Given information =>
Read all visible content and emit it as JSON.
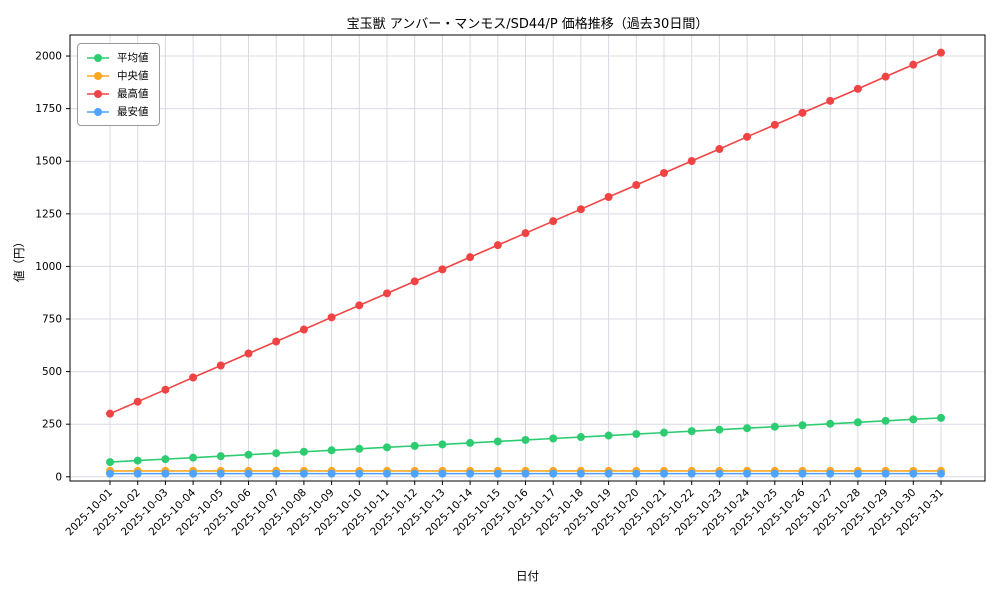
{
  "chart_data": {
    "type": "line",
    "title": "宝玉獣 アンバー・マンモス/SD44/P 価格推移（過去30日間）",
    "xlabel": "日付",
    "ylabel": "値（円）",
    "ylim": [
      -20,
      2100
    ],
    "yticks": [
      0,
      250,
      500,
      750,
      1000,
      1250,
      1500,
      1750,
      2000
    ],
    "grid": true,
    "legend_position": "upper left",
    "categories": [
      "2025-10-01",
      "2025-10-02",
      "2025-10-03",
      "2025-10-04",
      "2025-10-05",
      "2025-10-06",
      "2025-10-07",
      "2025-10-08",
      "2025-10-09",
      "2025-10-10",
      "2025-10-11",
      "2025-10-12",
      "2025-10-13",
      "2025-10-14",
      "2025-10-15",
      "2025-10-16",
      "2025-10-17",
      "2025-10-18",
      "2025-10-19",
      "2025-10-20",
      "2025-10-21",
      "2025-10-22",
      "2025-10-23",
      "2025-10-24",
      "2025-10-25",
      "2025-10-26",
      "2025-10-27",
      "2025-10-28",
      "2025-10-29",
      "2025-10-30",
      "2025-10-31"
    ],
    "series": [
      {
        "name": "平均値",
        "color": "#2ecc71",
        "values": [
          70,
          77,
          84,
          91,
          98,
          105,
          112,
          119,
          126,
          133,
          140,
          147,
          154,
          161,
          168,
          175,
          182,
          189,
          196,
          203,
          210,
          217,
          224,
          231,
          238,
          245,
          252,
          259,
          266,
          273,
          280
        ]
      },
      {
        "name": "中央値",
        "color": "#ffa51e",
        "values": [
          28,
          28,
          28,
          28,
          28,
          28,
          28,
          28,
          28,
          28,
          28,
          28,
          28,
          28,
          28,
          28,
          28,
          28,
          28,
          28,
          28,
          28,
          28,
          28,
          28,
          28,
          28,
          28,
          28,
          28,
          28
        ]
      },
      {
        "name": "最高値",
        "color": "#f04444",
        "values": [
          300,
          357,
          414,
          472,
          529,
          586,
          643,
          700,
          758,
          815,
          872,
          929,
          986,
          1044,
          1101,
          1158,
          1215,
          1272,
          1330,
          1387,
          1444,
          1501,
          1558,
          1616,
          1673,
          1730,
          1787,
          1844,
          1902,
          1959,
          2016
        ]
      },
      {
        "name": "最安値",
        "color": "#4da3ff",
        "values": [
          15,
          15,
          15,
          15,
          15,
          15,
          15,
          15,
          15,
          15,
          15,
          15,
          15,
          15,
          15,
          15,
          15,
          15,
          15,
          15,
          15,
          15,
          15,
          15,
          15,
          15,
          15,
          15,
          15,
          15,
          15
        ]
      }
    ]
  }
}
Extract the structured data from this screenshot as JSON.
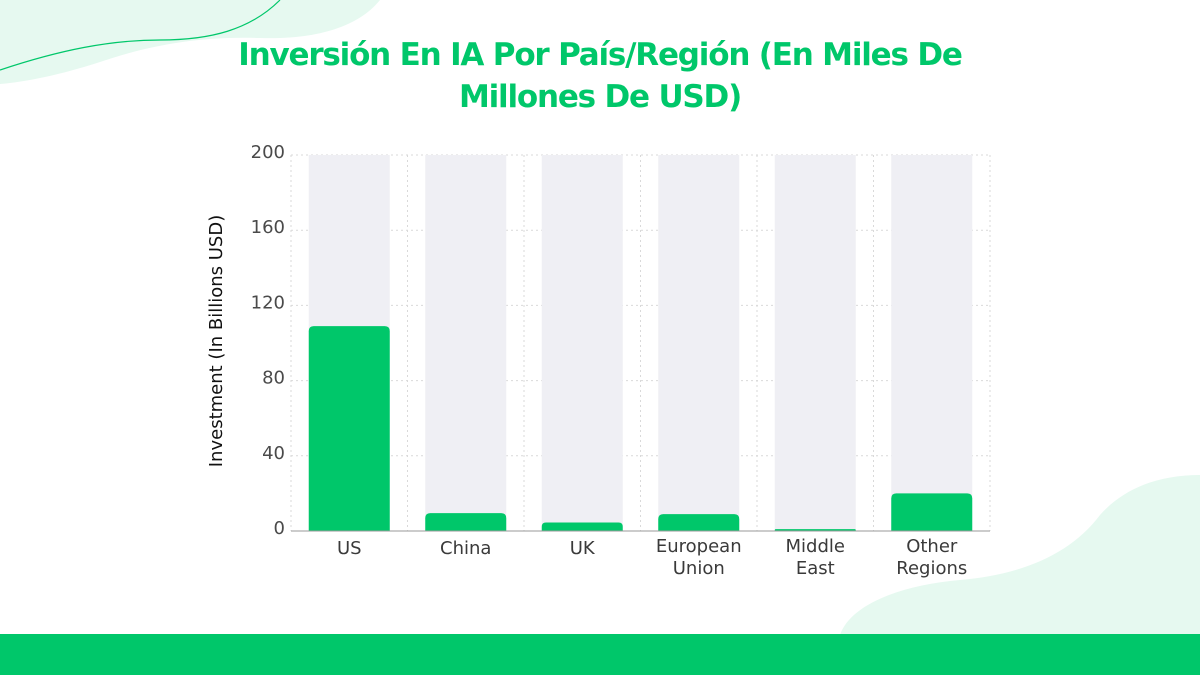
{
  "colors": {
    "accent": "#00c76a",
    "bar": "#00c76a",
    "bar_track": "#efeff4",
    "grid": "#d9d9d9",
    "blob": "#e6f9f0",
    "blob_line": "#00c76a"
  },
  "chart_data": {
    "type": "bar",
    "title": "Inversión En IA Por País/Región (En Miles De Millones De USD)",
    "title_lines": [
      "Inversión En IA Por País/Región (En Miles De",
      "Millones De USD)"
    ],
    "xlabel": "",
    "ylabel": "Investment (In Billions USD)",
    "categories": [
      "US",
      "China",
      "UK",
      "European Union",
      "Middle East",
      "Other Regions"
    ],
    "category_lines": [
      [
        "US"
      ],
      [
        "China"
      ],
      [
        "UK"
      ],
      [
        "European",
        "Union"
      ],
      [
        "Middle",
        "East"
      ],
      [
        "Other",
        "Regions"
      ]
    ],
    "values": [
      109,
      9.5,
      4.5,
      9,
      1,
      20
    ],
    "ylim": [
      0,
      200
    ],
    "yticks": [
      0,
      40,
      80,
      120,
      160,
      200
    ],
    "grid": true,
    "legend": "none"
  }
}
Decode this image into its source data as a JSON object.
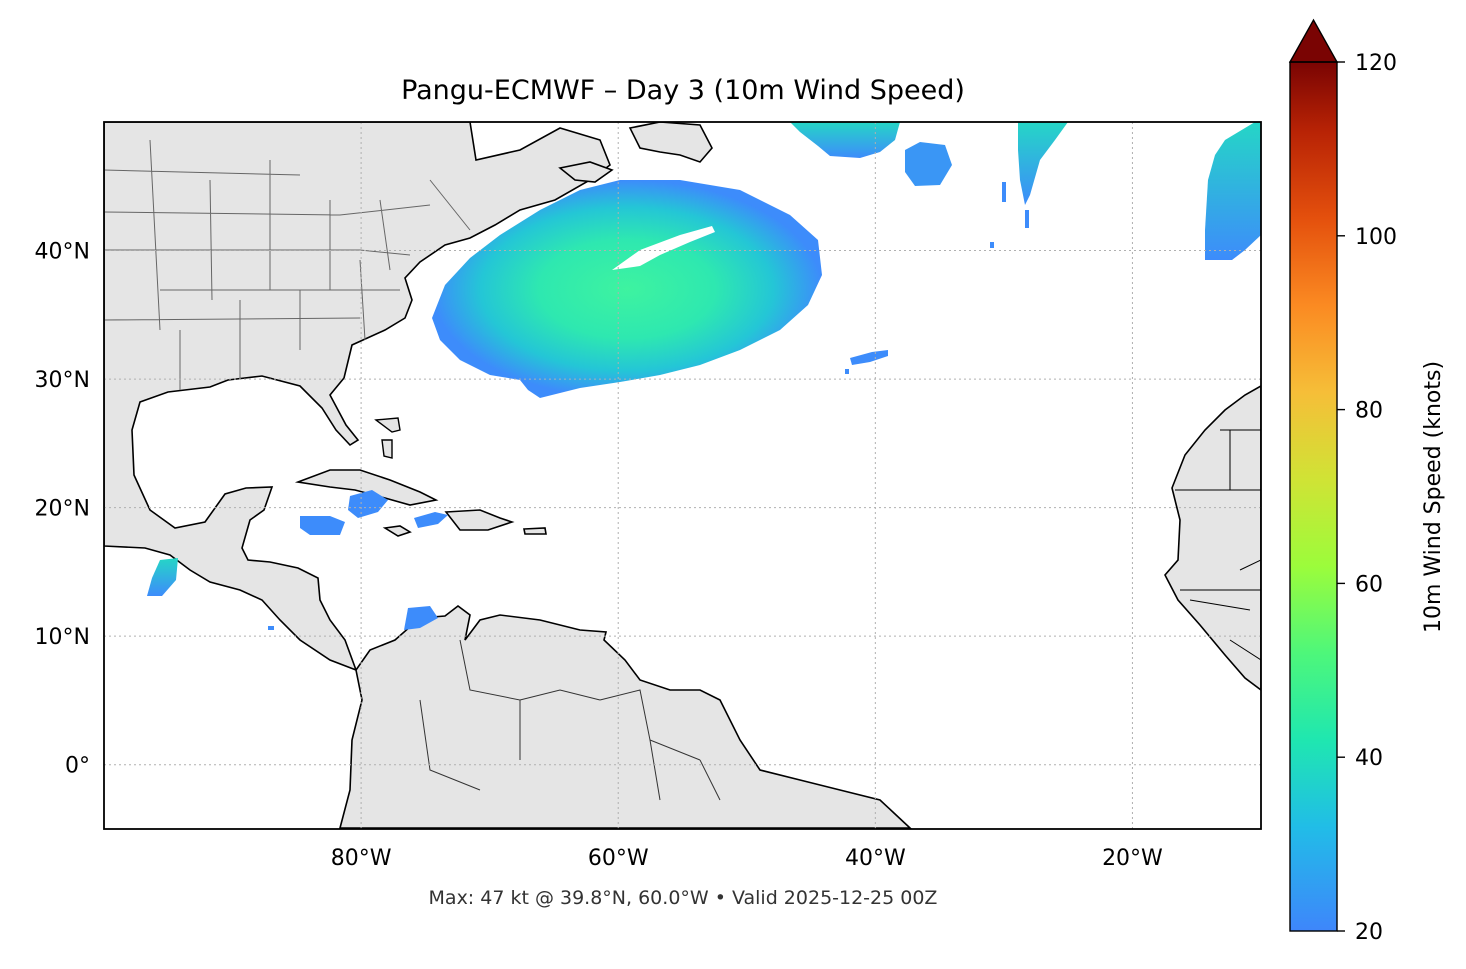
{
  "title": "Pangu-ECMWF – Day 3 (10m Wind Speed)",
  "footer": "Max: 47 kt @ 39.8°N, 60.0°W • Valid 2025-12-25 00Z",
  "map": {
    "lon_range": [
      -100,
      -10
    ],
    "lat_range": [
      -5,
      50
    ],
    "lon_ticks": [
      -80,
      -60,
      -40,
      -20
    ],
    "lat_ticks": [
      0,
      10,
      20,
      30,
      40
    ],
    "lon_tick_labels": [
      "80°W",
      "60°W",
      "40°W",
      "20°W"
    ],
    "lat_tick_labels": [
      "0°",
      "10°N",
      "20°N",
      "30°N",
      "40°N"
    ],
    "gridlines": true,
    "land_color": "#e5e5e5",
    "ocean_color": "#ffffff",
    "storm_max": {
      "value_kt": 47,
      "lat": 39.8,
      "lon": -60.0
    }
  },
  "colorbar": {
    "label": "10m Wind Speed (knots)",
    "range": [
      20,
      120
    ],
    "ticks": [
      20,
      40,
      60,
      80,
      100,
      120
    ],
    "tick_labels": [
      "20",
      "40",
      "60",
      "80",
      "100",
      "120"
    ],
    "extend": "max",
    "colormap": "turbo"
  }
}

Written exercise => Reproduce the lines from the line with "Decode this image" through the last line of the entries exactly, including both ends and excluding pictures.

Task solution =>
Decode this image into its source data as a JSON object.
{
  "title": "Pangu-ECMWF – Day 3 (10m Wind Speed)",
  "footer": "Max: 47 kt @ 39.8°N, 60.0°W • Valid 2025-12-25 00Z",
  "map": {
    "lon_range": [
      -100,
      -10
    ],
    "lat_range": [
      -5,
      50
    ],
    "lon_ticks": [
      -80,
      -60,
      -40,
      -20
    ],
    "lat_ticks": [
      0,
      10,
      20,
      30,
      40
    ],
    "lon_tick_labels": [
      "80°W",
      "60°W",
      "40°W",
      "20°W"
    ],
    "lat_tick_labels": [
      "0°",
      "10°N",
      "20°N",
      "30°N",
      "40°N"
    ],
    "gridlines": true,
    "land_color": "#e5e5e5",
    "ocean_color": "#ffffff",
    "storm_max": {
      "value_kt": 47,
      "lat": 39.8,
      "lon": -60.0
    }
  },
  "colorbar": {
    "label": "10m Wind Speed (knots)",
    "range": [
      20,
      120
    ],
    "ticks": [
      20,
      40,
      60,
      80,
      100,
      120
    ],
    "tick_labels": [
      "20",
      "40",
      "60",
      "80",
      "100",
      "120"
    ],
    "extend": "max",
    "colormap": "turbo"
  }
}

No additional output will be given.